■ PROBLEM:
Copy out all lines that hold "this".

■ PROVIDED INFORMATION:

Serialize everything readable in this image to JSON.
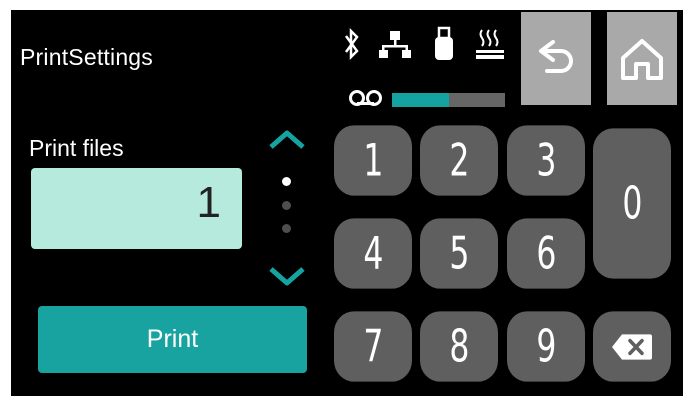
{
  "header": {
    "title": "PrintSettings",
    "icons": [
      "bluetooth-icon",
      "network-icon",
      "usb-icon",
      "heating-icon",
      "tape-icon"
    ],
    "progress": 0.5,
    "accent": "#14a3a1"
  },
  "form": {
    "label": "Print files",
    "value": "1"
  },
  "print_button": "Print",
  "keypad": {
    "keys": [
      "1",
      "2",
      "3",
      "0",
      "4",
      "5",
      "6",
      "7",
      "8",
      "9"
    ]
  },
  "colors": {
    "field_bg": "#b5eadd",
    "button_bg": "#19a3a0",
    "key_bg": "#5f5f5f",
    "tile_bg": "#a9a9a9"
  }
}
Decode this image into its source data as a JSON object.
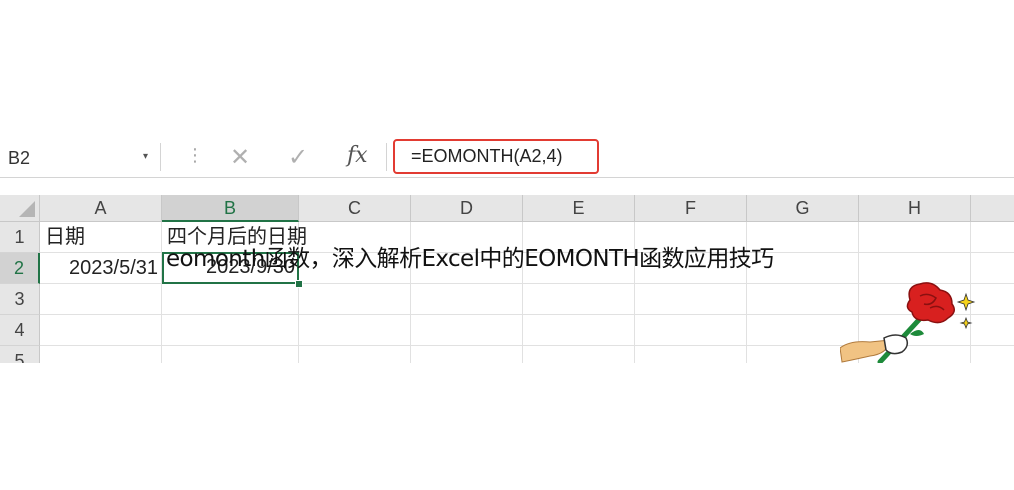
{
  "formula_bar": {
    "name_box": "B2",
    "name_box_dropdown": "▾",
    "separator": "⋮",
    "cancel_glyph": "✕",
    "enter_glyph": "✓",
    "fx_label": "fx",
    "formula": "=EOMONTH(A2,4)",
    "highlight_color": "#e23b32"
  },
  "columns": [
    "A",
    "B",
    "C",
    "D",
    "E",
    "F",
    "G",
    "H"
  ],
  "selected_column": "B",
  "rows": [
    "1",
    "2",
    "3",
    "4",
    "5"
  ],
  "selected_row": "2",
  "cells": {
    "A1": "日期",
    "B1": "四个月后的日期",
    "A2": "2023/5/31",
    "B2": "2023/9/30"
  },
  "overlay_caption": "eomonth函数，深入解析Excel中的EOMONTH函数应用技巧",
  "sticker": {
    "icon": "hand-holding-rose-icon"
  },
  "colors": {
    "excel_green": "#217346",
    "header_bg": "#e6e6e6"
  }
}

■ EXERCISE SOLUTION:
Serialize everything readable in this image to JSON.
Decode this image into its source data as a JSON object.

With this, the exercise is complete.